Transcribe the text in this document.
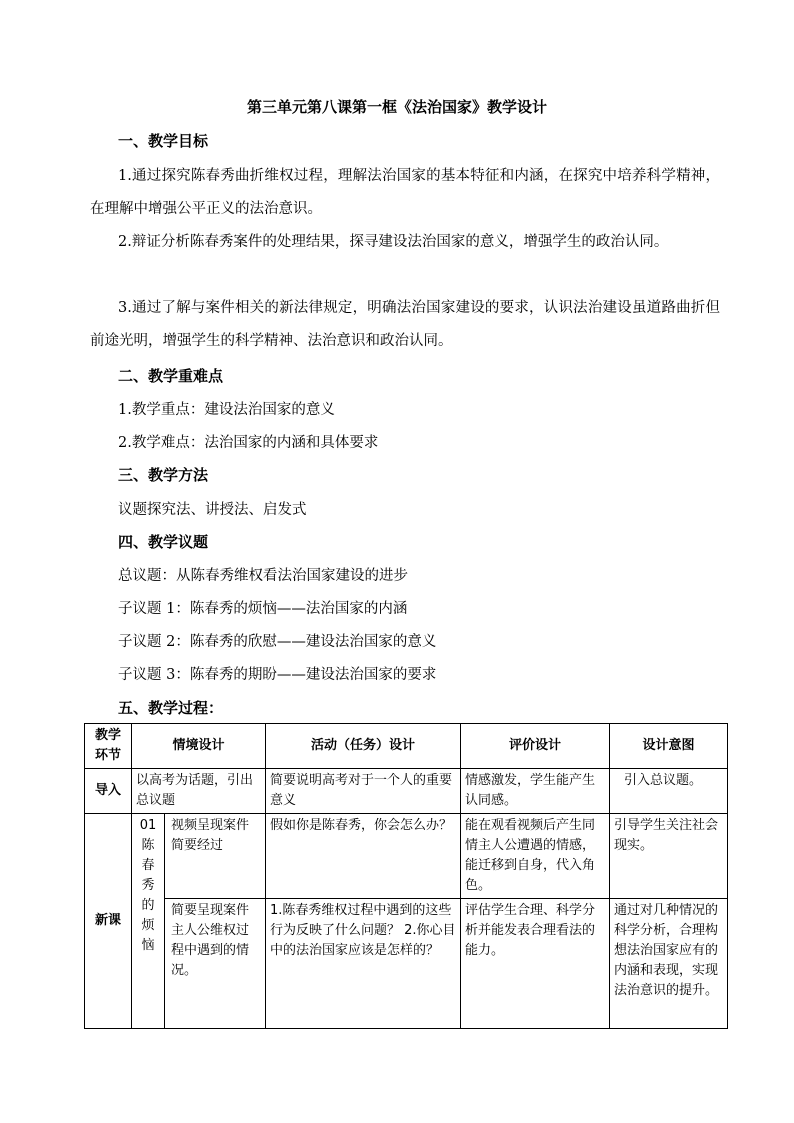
第三单元第八课第一框《法治国家》教学设计
一、教学目标
1.通过探究陈春秀曲折维权过程，理解法治国家的基本特征和内涵，在探究中培养科学精神，在理解中增强公平正义的法治意识。
2.辩证分析陈春秀案件的处理结果，探寻建设法治国家的意义，增强学生的政治认同。
3.通过了解与案件相关的新法律规定，明确法治国家建设的要求，认识法治建设虽道路曲折但前途光明，增强学生的科学精神、法治意识和政治认同。
二、教学重难点
1.教学重点：建设法治国家的意义
2.教学难点：法治国家的内涵和具体要求
三、教学方法
议题探究法、讲授法、启发式
四、教学议题
总议题：从陈春秀维权看法治国家建设的进步
子议题 1：陈春秀的烦恼——法治国家的内涵
子议题 2：陈春秀的欣慰——建设法治国家的意义
子议题 3：陈春秀的期盼——建设法治国家的要求
五、教学过程：
教学环节	情境设计		活动（任务）设计	评价设计	设计意图
导入	以高考为话题，引出总议题		简要说明高考对于一个人的重要意义	情感激发，学生能产生认同感。	引入总议题。
新课	01 陈 春 秀 的 烦 恼	视频呈现案件简要经过	假如你是陈春秀，你会怎么办？	能在观看视频后产生同情主人公遭遇的情感，能迁移到自身，代入角色。	引导学生关注社会现实。
		简要呈现案件主人公维权过程中遇到的情况。	1.陈春秀维权过程中遇到的这些行为反映了什么问题？ 2.你心目中的法治国家应该是怎样的？	评估学生合理、科学分析并能发表合理看法的能力。	通过对几种情况的科学分析，合理构想法治国家应有的内涵和表现，实现法治意识的提升。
▬▬▬▬▬▬
EXERCISE DESCRIPTION: Output a faithful copy of the data, with each picture left out.

IN RESPONSE:
Transcribe the text in this document.
第三单元第八课第一框《法治国家》教学设计
一、教学目标
1.通过探究陈春秀曲折维权过程，理解法治国家的基本特征和内涵，在探究中培养科学精神，在理解中增强公平正义的法治意识。
2.辩证分析陈春秀案件的处理结果，探寻建设法治国家的意义，增强学生的政治认同。
3.通过了解与案件相关的新法律规定，明确法治国家建设的要求，认识法治建设虽道路曲折但前途光明，增强学生的科学精神、法治意识和政治认同。
二、教学重难点
1.教学重点：建设法治国家的意义
2.教学难点：法治国家的内涵和具体要求
三、教学方法
议题探究法、讲授法、启发式
四、教学议题
总议题：从陈春秀维权看法治国家建设的进步
子议题 1：陈春秀的烦恼——法治国家的内涵
子议题 2：陈春秀的欣慰——建设法治国家的意义
子议题 3：陈春秀的期盼——建设法治国家的要求
五、教学过程：
教学环节	情境设计		活动（任务）设计	评价设计	设计意图
导入	以高考为话题，引出总议题		简要说明高考对于一个人的重要意义	情感激发，学生能产生认同感。	引入总议题。
新课	01 陈 春 秀 的 烦 恼	视频呈现案件简要经过	假如你是陈春秀，你会怎么办？	能在观看视频后产生同情主人公遭遇的情感，能迁移到自身，代入角色。	引导学生关注社会现实。
		简要呈现案件主人公维权过程中遇到的情况。	1.陈春秀维权过程中遇到的这些行为反映了什么问题？ 2.你心目中的法治国家应该是怎样的？	评估学生合理、科学分析并能发表合理看法的能力。	通过对几种情况的科学分析，合理构想法治国家应有的内涵和表现，实现法治意识的提升。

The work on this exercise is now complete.